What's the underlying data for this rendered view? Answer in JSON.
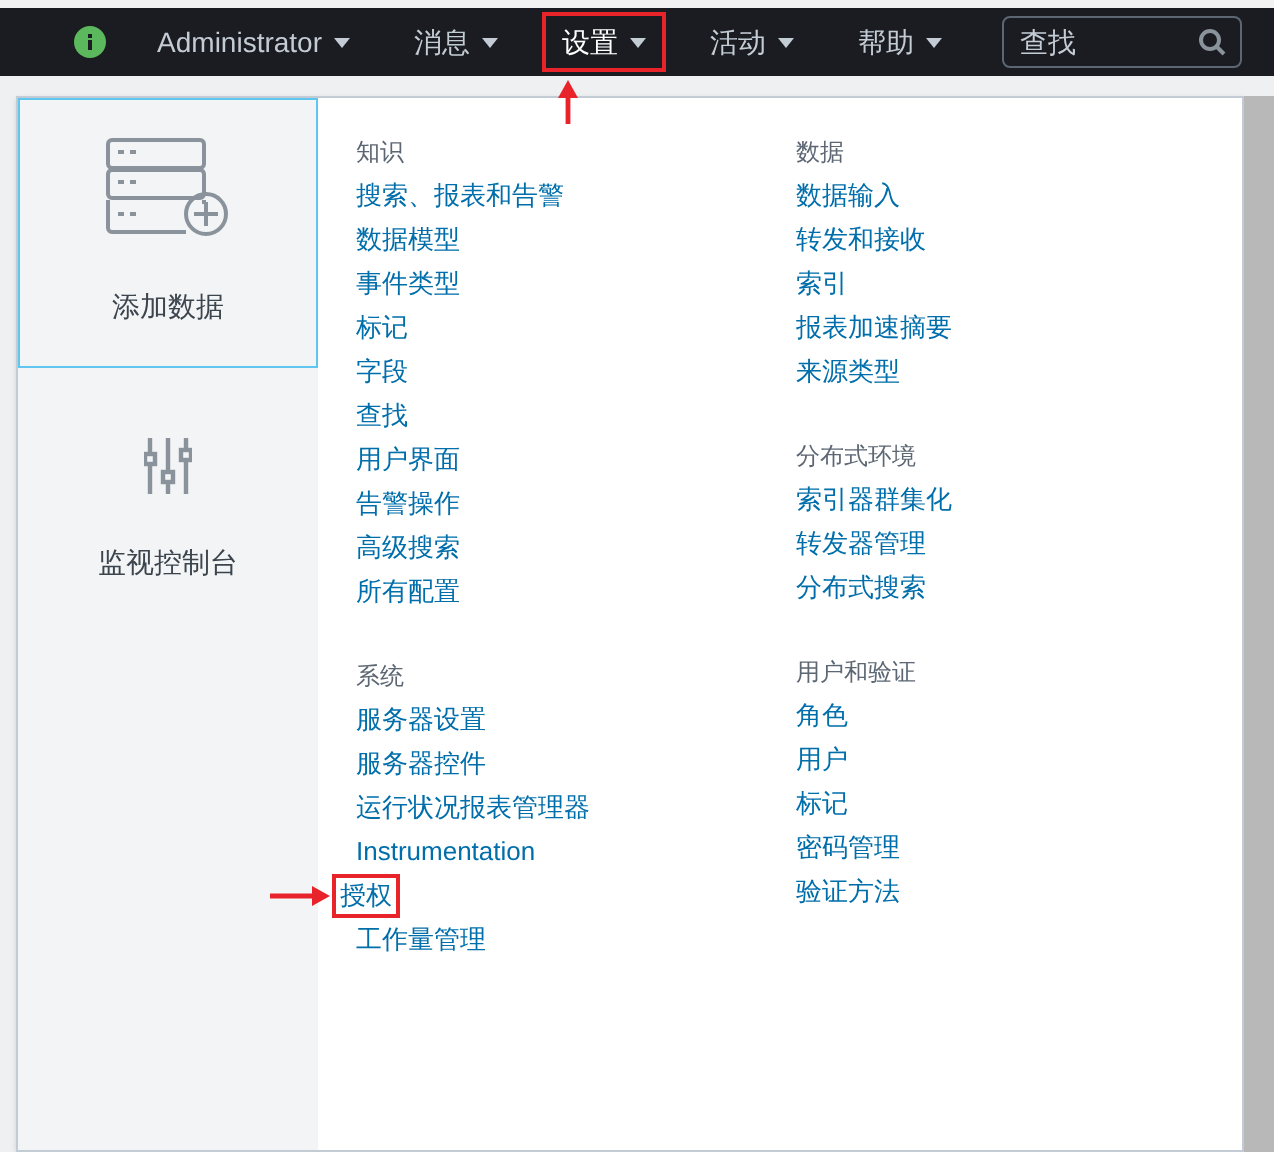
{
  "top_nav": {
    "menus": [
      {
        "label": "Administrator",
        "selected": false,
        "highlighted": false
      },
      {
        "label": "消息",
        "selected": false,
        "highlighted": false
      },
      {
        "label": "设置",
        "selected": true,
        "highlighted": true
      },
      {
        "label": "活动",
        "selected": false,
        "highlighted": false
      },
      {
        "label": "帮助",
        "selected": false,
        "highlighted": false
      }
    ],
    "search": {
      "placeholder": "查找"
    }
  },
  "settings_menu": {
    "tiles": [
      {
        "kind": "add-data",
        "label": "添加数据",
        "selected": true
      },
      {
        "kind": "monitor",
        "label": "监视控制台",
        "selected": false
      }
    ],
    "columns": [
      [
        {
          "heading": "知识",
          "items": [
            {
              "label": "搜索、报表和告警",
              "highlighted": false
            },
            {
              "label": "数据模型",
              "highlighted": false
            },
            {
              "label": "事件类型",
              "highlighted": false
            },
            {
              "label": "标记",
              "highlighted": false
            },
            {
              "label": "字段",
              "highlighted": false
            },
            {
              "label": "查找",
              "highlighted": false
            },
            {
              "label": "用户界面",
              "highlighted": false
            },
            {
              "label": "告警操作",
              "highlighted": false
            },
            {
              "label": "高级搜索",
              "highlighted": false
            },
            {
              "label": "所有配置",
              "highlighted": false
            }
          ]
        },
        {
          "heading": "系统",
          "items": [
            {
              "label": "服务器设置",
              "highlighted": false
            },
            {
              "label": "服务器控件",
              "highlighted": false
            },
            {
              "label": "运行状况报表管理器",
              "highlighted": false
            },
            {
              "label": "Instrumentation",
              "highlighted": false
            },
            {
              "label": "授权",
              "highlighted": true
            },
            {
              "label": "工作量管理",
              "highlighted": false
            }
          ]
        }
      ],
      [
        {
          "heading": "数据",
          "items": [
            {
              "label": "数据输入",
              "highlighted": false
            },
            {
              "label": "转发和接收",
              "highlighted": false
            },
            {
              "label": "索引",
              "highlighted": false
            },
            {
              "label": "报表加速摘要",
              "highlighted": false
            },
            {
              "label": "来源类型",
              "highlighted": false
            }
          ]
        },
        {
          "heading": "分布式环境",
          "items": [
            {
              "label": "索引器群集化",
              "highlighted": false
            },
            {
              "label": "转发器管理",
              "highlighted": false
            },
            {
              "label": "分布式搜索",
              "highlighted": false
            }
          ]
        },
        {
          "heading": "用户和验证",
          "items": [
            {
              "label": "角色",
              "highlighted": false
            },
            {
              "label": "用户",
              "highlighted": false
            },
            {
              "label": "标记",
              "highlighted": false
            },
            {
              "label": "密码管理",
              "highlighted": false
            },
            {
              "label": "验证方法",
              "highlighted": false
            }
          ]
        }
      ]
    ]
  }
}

Goal. Return all the entries word for word, but omit any pictures they contain.

Solution to the problem.
What's the underlying data for this rendered view? Answer in JSON.
{
  "top_nav": {
    "menus": [
      {
        "label": "Administrator",
        "selected": false,
        "highlighted": false
      },
      {
        "label": "消息",
        "selected": false,
        "highlighted": false
      },
      {
        "label": "设置",
        "selected": true,
        "highlighted": true
      },
      {
        "label": "活动",
        "selected": false,
        "highlighted": false
      },
      {
        "label": "帮助",
        "selected": false,
        "highlighted": false
      }
    ],
    "search": {
      "placeholder": "查找"
    }
  },
  "settings_menu": {
    "tiles": [
      {
        "kind": "add-data",
        "label": "添加数据",
        "selected": true
      },
      {
        "kind": "monitor",
        "label": "监视控制台",
        "selected": false
      }
    ],
    "columns": [
      [
        {
          "heading": "知识",
          "items": [
            {
              "label": "搜索、报表和告警",
              "highlighted": false
            },
            {
              "label": "数据模型",
              "highlighted": false
            },
            {
              "label": "事件类型",
              "highlighted": false
            },
            {
              "label": "标记",
              "highlighted": false
            },
            {
              "label": "字段",
              "highlighted": false
            },
            {
              "label": "查找",
              "highlighted": false
            },
            {
              "label": "用户界面",
              "highlighted": false
            },
            {
              "label": "告警操作",
              "highlighted": false
            },
            {
              "label": "高级搜索",
              "highlighted": false
            },
            {
              "label": "所有配置",
              "highlighted": false
            }
          ]
        },
        {
          "heading": "系统",
          "items": [
            {
              "label": "服务器设置",
              "highlighted": false
            },
            {
              "label": "服务器控件",
              "highlighted": false
            },
            {
              "label": "运行状况报表管理器",
              "highlighted": false
            },
            {
              "label": "Instrumentation",
              "highlighted": false
            },
            {
              "label": "授权",
              "highlighted": true
            },
            {
              "label": "工作量管理",
              "highlighted": false
            }
          ]
        }
      ],
      [
        {
          "heading": "数据",
          "items": [
            {
              "label": "数据输入",
              "highlighted": false
            },
            {
              "label": "转发和接收",
              "highlighted": false
            },
            {
              "label": "索引",
              "highlighted": false
            },
            {
              "label": "报表加速摘要",
              "highlighted": false
            },
            {
              "label": "来源类型",
              "highlighted": false
            }
          ]
        },
        {
          "heading": "分布式环境",
          "items": [
            {
              "label": "索引器群集化",
              "highlighted": false
            },
            {
              "label": "转发器管理",
              "highlighted": false
            },
            {
              "label": "分布式搜索",
              "highlighted": false
            }
          ]
        },
        {
          "heading": "用户和验证",
          "items": [
            {
              "label": "角色",
              "highlighted": false
            },
            {
              "label": "用户",
              "highlighted": false
            },
            {
              "label": "标记",
              "highlighted": false
            },
            {
              "label": "密码管理",
              "highlighted": false
            },
            {
              "label": "验证方法",
              "highlighted": false
            }
          ]
        }
      ]
    ]
  }
}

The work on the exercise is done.